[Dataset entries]
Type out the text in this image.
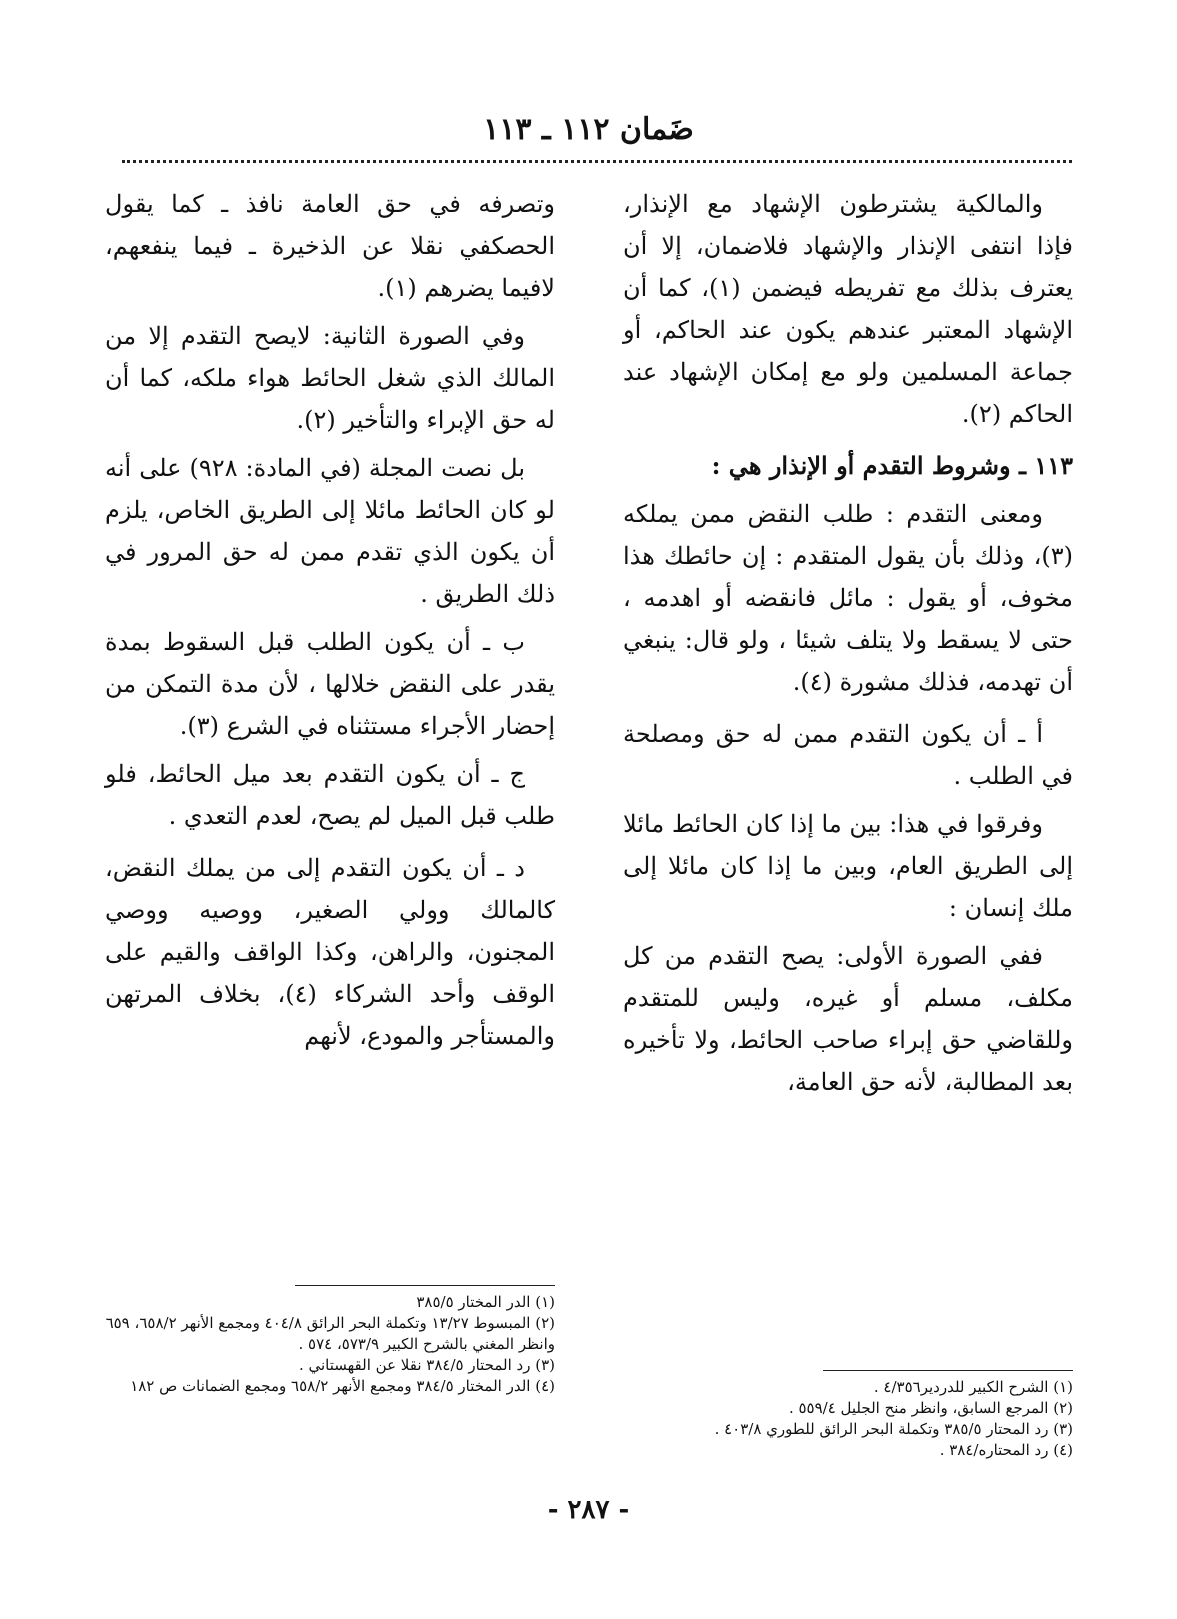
ضَمان ١١٢ ـ ١١٣

والمالكية يشترطون الإشهاد مع الإنذار، فإذا انتفى الإنذار والإشهاد فلاضمان، إلا أن يعترف بذلك مع تفريطه فيضمن (١)، كما أن الإشهاد المعتبر عندهم يكون عند الحاكم، أو جماعة المسلمين ولو مع إمكان الإشهاد عند الحاكم (٢).

١١٣ ـ وشروط التقدم أو الإنذار هي :

ومعنى التقدم : طلب النقض ممن يملكه (٣)، وذلك بأن يقول المتقدم : إن حائطك هذا مخوف، أو يقول : مائل فانقضه أو اهدمه ، حتى لا يسقط ولا يتلف شيئا ، ولو قال: ينبغي أن تهدمه، فذلك مشورة (٤).

أ ـ أن يكون التقدم ممن له حق ومصلحة في الطلب .

وفرقوا في هذا: بين ما إذا كان الحائط مائلا إلى الطريق العام، وبين ما إذا كان مائلا إلى ملك إنسان :

ففي الصورة الأولى: يصح التقدم من كل مكلف، مسلم أو غيره، وليس للمتقدم وللقاضي حق إبراء صاحب الحائط، ولا تأخيره بعد المطالبة، لأنه حق العامة،

وتصرفه في حق العامة نافذ ـ كما يقول الحصكفي نقلا عن الذخيرة ـ فيما ينفعهم، لافيما يضرهم (١).

وفي الصورة الثانية: لايصح التقدم إلا من المالك الذي شغل الحائط هواء ملكه، كما أن له حق الإبراء والتأخير (٢).

بل نصت المجلة (في المادة: ٩٢٨) على أنه لو كان الحائط مائلا إلى الطريق الخاص، يلزم أن يكون الذي تقدم ممن له حق المرور في ذلك الطريق .

ب ـ أن يكون الطلب قبل السقوط بمدة يقدر على النقض خلالها ، لأن مدة التمكن من إحضار الأجراء مستثناه في الشرع (٣).

ج ـ أن يكون التقدم بعد ميل الحائط، فلو طلب قبل الميل لم يصح، لعدم التعدي .

د ـ أن يكون التقدم إلى من يملك النقض، كالمالك وولي الصغير، ووصيه ووصي المجنون، والراهن، وكذا الواقف والقيم على الوقف وأحد الشركاء (٤)، بخلاف المرتهن والمستأجر والمودع، لأنهم

(١) الدر المختار ٣٨٥/٥

(٢) المبسوط ١٣/٢٧ وتكملة البحر الرائق ٤٠٤/٨ ومجمع الأنهر ٦٥٨/٢، ٦٥٩ وانظر المغني بالشرح الكبير ٥٧٣/٩، ٥٧٤ .

(٣) رد المحتار ٣٨٤/٥ نقلا عن القهستاني .

(٤) الدر المختار ٣٨٤/٥ ومجمع الأنهر ٦٥٨/٢ ومجمع الضمانات ص ١٨٢	(١) الشرح الكبير للدردير٤/٣٥٦ .

(٢) المرجع السابق، وانظر منح الجليل ٥٥٩/٤ .

(٣) رد المحتار ٣٨٥/٥ وتكملة البحر الرائق للطوري ٤٠٣/٨ .

(٤) رد المحتاره/٣٨٤ .

- ٢٨٧ -
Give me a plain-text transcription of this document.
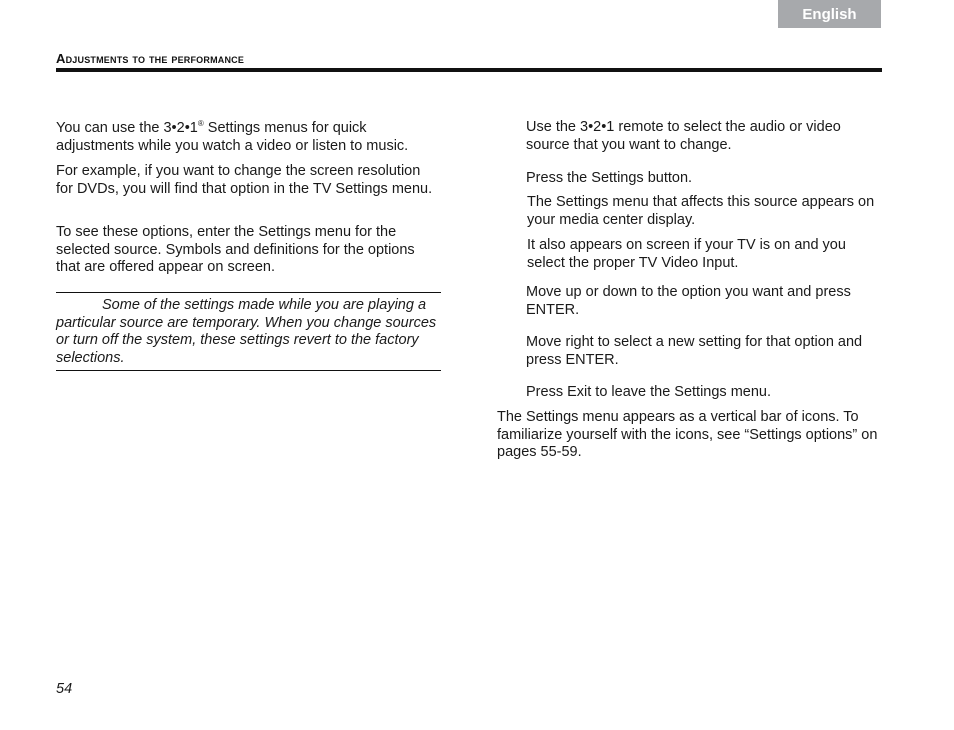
English
Adjustments to the performance

You can use the 3•2•1® Settings menus for quick adjustments while you watch a video or listen to music.

For example, if you want to change the screen resolution for DVDs, you will find that option in the TV Settings menu.

To see these options, enter the Settings menu for the selected source. Symbols and definitions for the options that are offered appear on screen.

Some of the settings made while you are playing a particular source are temporary. When you change sources or turn off the system, these settings revert to the factory selections.

Use the 3•2•1 remote to select the audio or video source that you want to change.

Press the Settings button.

The Settings menu that affects this source appears on your media center display.

It also appears on screen if your TV is on and you select the proper TV Video Input.

Move up or down to the option you want and press ENTER.

Move right to select a new setting for that option and press ENTER.

Press Exit to leave the Settings menu.

The Settings menu appears as a vertical bar of icons. To familiarize yourself with the icons, see “Settings options” on pages 55-59.

54
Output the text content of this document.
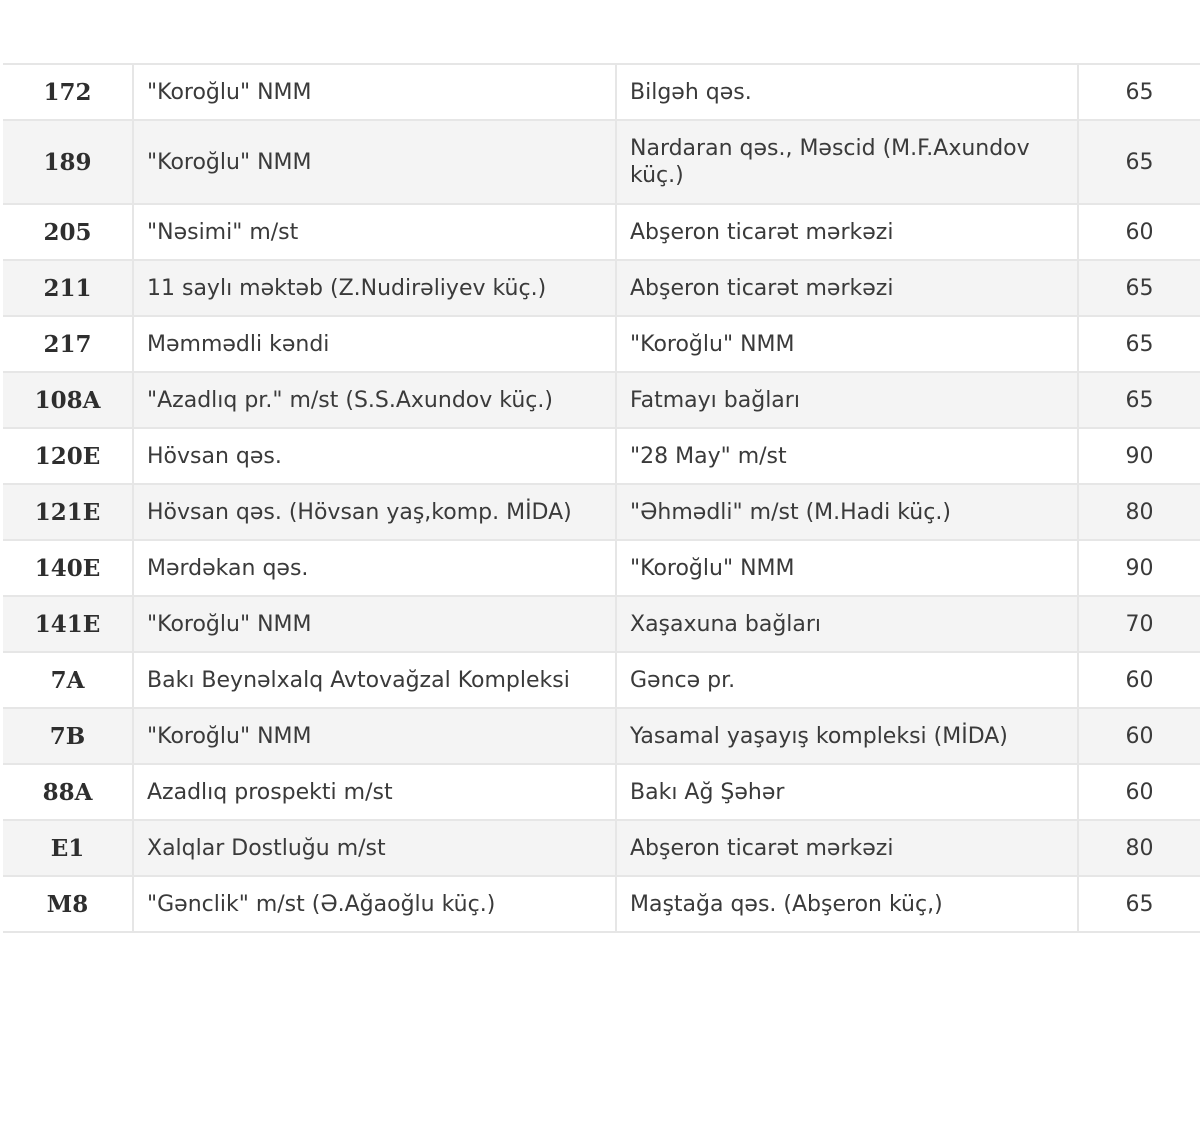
172	"Koroğlu" NMM	Bilgəh qəs.	65
189	"Koroğlu" NMM	Nardaran qəs., Məscid (M.F.Axundov küç.)	65
205	"Nəsimi" m/st	Abşeron ticarət mərkəzi	60
211	11 saylı məktəb (Z.Nudirəliyev küç.)	Abşeron ticarət mərkəzi	65
217	Məmmədli kəndi	"Koroğlu" NMM	65
108A	"Azadlıq pr." m/st (S.S.Axundov küç.)	Fatmayı bağları	65
120E	Hövsan qəs.	"28 May" m/st	90
121E	Hövsan qəs. (Hövsan yaş,komp. MİDA)	"Əhmədli" m/st (M.Hadi küç.)	80
140E	Mərdəkan qəs.	"Koroğlu" NMM	90
141E	"Koroğlu" NMM	Xaşaxuna bağları	70
7A	Bakı Beynəlxalq Avtovağzal Kompleksi	Gəncə pr.	60
7B	"Koroğlu" NMM	Yasamal yaşayış kompleksi (MİDA)	60
88A	Azadlıq prospekti m/st	Bakı Ağ Şəhər	60
E1	Xalqlar Dostluğu m/st	Abşeron ticarət mərkəzi	80
M8	"Gənclik" m/st (Ə.Ağaoğlu küç.)	Maştağa qəs. (Abşeron küç,)	65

[DO THIS]
Leave out the pictures and print each record exactly as it stands.

[EXERCISE ANSWER]
Type out the text in this image.
ضَمان ١١٢ ـ ١١٣

والمالكية يشترطون الإشهاد مع الإنذار، فإذا انتفى الإنذار والإشهاد فلاضمان، إلا أن يعترف بذلك مع تفريطه فيضمن (١)، كما أن الإشهاد المعتبر عندهم يكون عند الحاكم، أو جماعة المسلمين ولو مع إمكان الإشهاد عند الحاكم (٢).

١١٣ ـ وشروط التقدم أو الإنذار هي :

ومعنى التقدم : طلب النقض ممن يملكه (٣)، وذلك بأن يقول المتقدم : إن حائطك هذا مخوف، أو يقول : مائل فانقضه أو اهدمه ، حتى لا يسقط ولا يتلف شيئا ، ولو قال: ينبغي أن تهدمه، فذلك مشورة (٤).

أ ـ أن يكون التقدم ممن له حق ومصلحة في الطلب .

وفرقوا في هذا: بين ما إذا كان الحائط مائلا إلى الطريق العام، وبين ما إذا كان مائلا إلى ملك إنسان :

ففي الصورة الأولى: يصح التقدم من كل مكلف، مسلم أو غيره، وليس للمتقدم وللقاضي حق إبراء صاحب الحائط، ولا تأخيره بعد المطالبة، لأنه حق العامة،

وتصرفه في حق العامة نافذ ـ كما يقول الحصكفي نقلا عن الذخيرة ـ فيما ينفعهم، لافيما يضرهم (١).

وفي الصورة الثانية: لايصح التقدم إلا من المالك الذي شغل الحائط هواء ملكه، كما أن له حق الإبراء والتأخير (٢).

بل نصت المجلة (في المادة: ٩٢٨) على أنه لو كان الحائط مائلا إلى الطريق الخاص، يلزم أن يكون الذي تقدم ممن له حق المرور في ذلك الطريق .

ب ـ أن يكون الطلب قبل السقوط بمدة يقدر على النقض خلالها ، لأن مدة التمكن من إحضار الأجراء مستثناه في الشرع (٣).

ج ـ أن يكون التقدم بعد ميل الحائط، فلو طلب قبل الميل لم يصح، لعدم التعدي .

د ـ أن يكون التقدم إلى من يملك النقض، كالمالك وولي الصغير، ووصيه ووصي المجنون، والراهن، وكذا الواقف والقيم على الوقف وأحد الشركاء (٤)، بخلاف المرتهن والمستأجر والمودع، لأنهم

(١) الدر المختار ٣٨٥/٥

(٢) المبسوط ١٣/٢٧ وتكملة البحر الرائق ٤٠٤/٨ ومجمع الأنهر ٦٥٨/٢، ٦٥٩ وانظر المغني بالشرح الكبير ٥٧٣/٩، ٥٧٤ .

(٣) رد المحتار ٣٨٤/٥ نقلا عن القهستاني .

(٤) الدر المختار ٣٨٤/٥ ومجمع الأنهر ٦٥٨/٢ ومجمع الضمانات ص ١٨٢	(١) الشرح الكبير للدردير٤/٣٥٦ .

(٢) المرجع السابق، وانظر منح الجليل ٥٥٩/٤ .

(٣) رد المحتار ٣٨٥/٥ وتكملة البحر الرائق للطوري ٤٠٣/٨ .

(٤) رد المحتاره/٣٨٤ .

- ٢٨٧ -
Give me a plain-text transcription of this document.
English
Adjustments to the performance

You can use the 3•2•1® Settings menus for quick adjustments while you watch a video or listen to music.

For example, if you want to change the screen resolution for DVDs, you will find that option in the TV Settings menu.

To see these options, enter the Settings menu for the selected source. Symbols and definitions for the options that are offered appear on screen.

Some of the settings made while you are playing a particular source are temporary. When you change sources or turn off the system, these settings revert to the factory selections.

Use the 3•2•1 remote to select the audio or video source that you want to change.

Press the Settings button.

The Settings menu that affects this source appears on your media center display.

It also appears on screen if your TV is on and you select the proper TV Video Input.

Move up or down to the option you want and press ENTER.

Move right to select a new setting for that option and press ENTER.

Press Exit to leave the Settings menu.

The Settings menu appears as a vertical bar of icons. To familiarize yourself with the icons, see “Settings options” on pages 55-59.

54
Output the text content of this document.
172	"Koroğlu" NMM	Bilgəh qəs.	65
189	"Koroğlu" NMM	Nardaran qəs., Məscid (M.F.Axundov küç.)	65
205	"Nəsimi" m/st	Abşeron ticarət mərkəzi	60
211	11 saylı məktəb (Z.Nudirəliyev küç.)	Abşeron ticarət mərkəzi	65
217	Məmmədli kəndi	"Koroğlu" NMM	65
108A	"Azadlıq pr." m/st (S.S.Axundov küç.)	Fatmayı bağları	65
120E	Hövsan qəs.	"28 May" m/st	90
121E	Hövsan qəs. (Hövsan yaş,komp. MİDA)	"Əhmədli" m/st (M.Hadi küç.)	80
140E	Mərdəkan qəs.	"Koroğlu" NMM	90
141E	"Koroğlu" NMM	Xaşaxuna bağları	70
7A	Bakı Beynəlxalq Avtovağzal Kompleksi	Gəncə pr.	60
7B	"Koroğlu" NMM	Yasamal yaşayış kompleksi (MİDA)	60
88A	Azadlıq prospekti m/st	Bakı Ağ Şəhər	60
E1	Xalqlar Dostluğu m/st	Abşeron ticarət mərkəzi	80
M8	"Gənclik" m/st (Ə.Ağaoğlu küç.)	Maştağa qəs. (Abşeron küç,)	65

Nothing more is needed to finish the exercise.